Problem details. Identify the line in which "Serialize everything readable" appears, then reproduce that line and all remaining lines of the records word for word.

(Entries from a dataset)
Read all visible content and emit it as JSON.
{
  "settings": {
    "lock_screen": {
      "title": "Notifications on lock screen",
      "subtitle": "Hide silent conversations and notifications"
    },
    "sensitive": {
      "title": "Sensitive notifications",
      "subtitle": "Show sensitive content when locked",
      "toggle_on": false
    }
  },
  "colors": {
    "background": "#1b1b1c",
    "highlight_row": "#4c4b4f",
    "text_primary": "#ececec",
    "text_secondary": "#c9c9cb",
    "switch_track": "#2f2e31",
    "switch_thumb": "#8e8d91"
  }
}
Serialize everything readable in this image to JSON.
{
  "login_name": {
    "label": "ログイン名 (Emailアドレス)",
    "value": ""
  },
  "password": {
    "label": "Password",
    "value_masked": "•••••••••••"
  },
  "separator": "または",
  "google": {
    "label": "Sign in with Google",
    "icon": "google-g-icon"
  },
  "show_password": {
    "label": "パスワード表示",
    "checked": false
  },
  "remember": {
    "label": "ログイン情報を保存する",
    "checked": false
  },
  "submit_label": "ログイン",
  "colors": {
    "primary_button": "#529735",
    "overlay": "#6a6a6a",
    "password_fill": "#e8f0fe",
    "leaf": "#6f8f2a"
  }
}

Answer.
Serialize everything readable in this image to JSON.
{
  "login_name": {
    "label": "ログイン名 (Emailアドレス)",
    "value": ""
  },
  "password": {
    "label": "Password",
    "value_masked": "•••••••••••"
  },
  "separator": "または",
  "google": {
    "label": "Sign in with Google",
    "icon": "google-g-icon"
  },
  "show_password": {
    "label": "パスワード表示",
    "checked": false
  },
  "remember": {
    "label": "ログイン情報を保存する",
    "checked": false
  },
  "submit_label": "ログイン",
  "colors": {
    "primary_button": "#529735",
    "overlay": "#6a6a6a",
    "password_fill": "#e8f0fe",
    "leaf": "#6f8f2a"
  }
}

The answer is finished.